* **Stored entries**:
** begin **

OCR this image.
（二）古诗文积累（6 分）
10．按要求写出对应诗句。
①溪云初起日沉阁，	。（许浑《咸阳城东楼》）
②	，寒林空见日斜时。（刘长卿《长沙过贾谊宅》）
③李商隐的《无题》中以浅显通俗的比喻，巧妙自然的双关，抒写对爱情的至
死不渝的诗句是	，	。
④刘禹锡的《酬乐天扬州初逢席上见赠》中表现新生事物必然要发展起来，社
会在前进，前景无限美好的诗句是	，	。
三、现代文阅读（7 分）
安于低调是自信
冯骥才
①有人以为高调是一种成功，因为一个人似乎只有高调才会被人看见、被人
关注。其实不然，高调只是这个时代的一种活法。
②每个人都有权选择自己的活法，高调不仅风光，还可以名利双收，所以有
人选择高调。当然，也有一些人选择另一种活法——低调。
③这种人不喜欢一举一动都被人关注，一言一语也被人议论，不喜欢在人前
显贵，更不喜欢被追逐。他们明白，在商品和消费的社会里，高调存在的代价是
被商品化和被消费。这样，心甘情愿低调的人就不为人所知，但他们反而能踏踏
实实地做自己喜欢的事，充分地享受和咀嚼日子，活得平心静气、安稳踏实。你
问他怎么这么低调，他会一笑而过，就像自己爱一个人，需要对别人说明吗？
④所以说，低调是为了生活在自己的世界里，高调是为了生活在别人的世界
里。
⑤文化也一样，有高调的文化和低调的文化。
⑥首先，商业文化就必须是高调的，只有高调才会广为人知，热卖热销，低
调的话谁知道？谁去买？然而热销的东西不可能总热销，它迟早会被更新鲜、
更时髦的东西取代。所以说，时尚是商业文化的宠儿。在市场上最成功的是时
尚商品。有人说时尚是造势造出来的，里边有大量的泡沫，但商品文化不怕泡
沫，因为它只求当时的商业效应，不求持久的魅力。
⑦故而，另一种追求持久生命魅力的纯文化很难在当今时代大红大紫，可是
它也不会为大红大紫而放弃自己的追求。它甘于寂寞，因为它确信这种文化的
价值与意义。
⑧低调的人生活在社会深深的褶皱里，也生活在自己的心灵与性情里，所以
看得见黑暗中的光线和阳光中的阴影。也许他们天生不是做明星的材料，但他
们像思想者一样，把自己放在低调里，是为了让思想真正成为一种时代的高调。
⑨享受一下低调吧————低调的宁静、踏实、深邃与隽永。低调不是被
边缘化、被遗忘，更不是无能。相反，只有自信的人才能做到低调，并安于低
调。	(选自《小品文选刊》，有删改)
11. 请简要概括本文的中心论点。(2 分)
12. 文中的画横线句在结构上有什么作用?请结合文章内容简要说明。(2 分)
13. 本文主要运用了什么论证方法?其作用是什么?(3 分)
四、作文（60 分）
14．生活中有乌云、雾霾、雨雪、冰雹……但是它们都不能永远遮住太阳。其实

** end **

* **WHAT TO PRODUCE**: Write out every line exactly as it stands.

* **WRITTEN RESPONSE**:
OCR this image.
（二）古诗文积累（6 分）
10．按要求写出对应诗句。
①溪云初起日沉阁，	。（许浑《咸阳城东楼》）
②	，寒林空见日斜时。（刘长卿《长沙过贾谊宅》）
③李商隐的《无题》中以浅显通俗的比喻，巧妙自然的双关，抒写对爱情的至
死不渝的诗句是	，	。
④刘禹锡的《酬乐天扬州初逢席上见赠》中表现新生事物必然要发展起来，社
会在前进，前景无限美好的诗句是	，	。
三、现代文阅读（7 分）
安于低调是自信
冯骥才
①有人以为高调是一种成功，因为一个人似乎只有高调才会被人看见、被人
关注。其实不然，高调只是这个时代的一种活法。
②每个人都有权选择自己的活法，高调不仅风光，还可以名利双收，所以有
人选择高调。当然，也有一些人选择另一种活法——低调。
③这种人不喜欢一举一动都被人关注，一言一语也被人议论，不喜欢在人前
显贵，更不喜欢被追逐。他们明白，在商品和消费的社会里，高调存在的代价是
被商品化和被消费。这样，心甘情愿低调的人就不为人所知，但他们反而能踏踏
实实地做自己喜欢的事，充分地享受和咀嚼日子，活得平心静气、安稳踏实。你
问他怎么这么低调，他会一笑而过，就像自己爱一个人，需要对别人说明吗？
④所以说，低调是为了生活在自己的世界里，高调是为了生活在别人的世界
里。
⑤文化也一样，有高调的文化和低调的文化。
⑥首先，商业文化就必须是高调的，只有高调才会广为人知，热卖热销，低
调的话谁知道？谁去买？然而热销的东西不可能总热销，它迟早会被更新鲜、
更时髦的东西取代。所以说，时尚是商业文化的宠儿。在市场上最成功的是时
尚商品。有人说时尚是造势造出来的，里边有大量的泡沫，但商品文化不怕泡
沫，因为它只求当时的商业效应，不求持久的魅力。
⑦故而，另一种追求持久生命魅力的纯文化很难在当今时代大红大紫，可是
它也不会为大红大紫而放弃自己的追求。它甘于寂寞，因为它确信这种文化的
价值与意义。
⑧低调的人生活在社会深深的褶皱里，也生活在自己的心灵与性情里，所以
看得见黑暗中的光线和阳光中的阴影。也许他们天生不是做明星的材料，但他
们像思想者一样，把自己放在低调里，是为了让思想真正成为一种时代的高调。
⑨享受一下低调吧————低调的宁静、踏实、深邃与隽永。低调不是被
边缘化、被遗忘，更不是无能。相反，只有自信的人才能做到低调，并安于低
调。	(选自《小品文选刊》，有删改)
11. 请简要概括本文的中心论点。(2 分)
12. 文中的画横线句在结构上有什么作用?请结合文章内容简要说明。(2 分)
13. 本文主要运用了什么论证方法?其作用是什么?(3 分)
四、作文（60 分）
14．生活中有乌云、雾霾、雨雪、冰雹……但是它们都不能永远遮住太阳。其实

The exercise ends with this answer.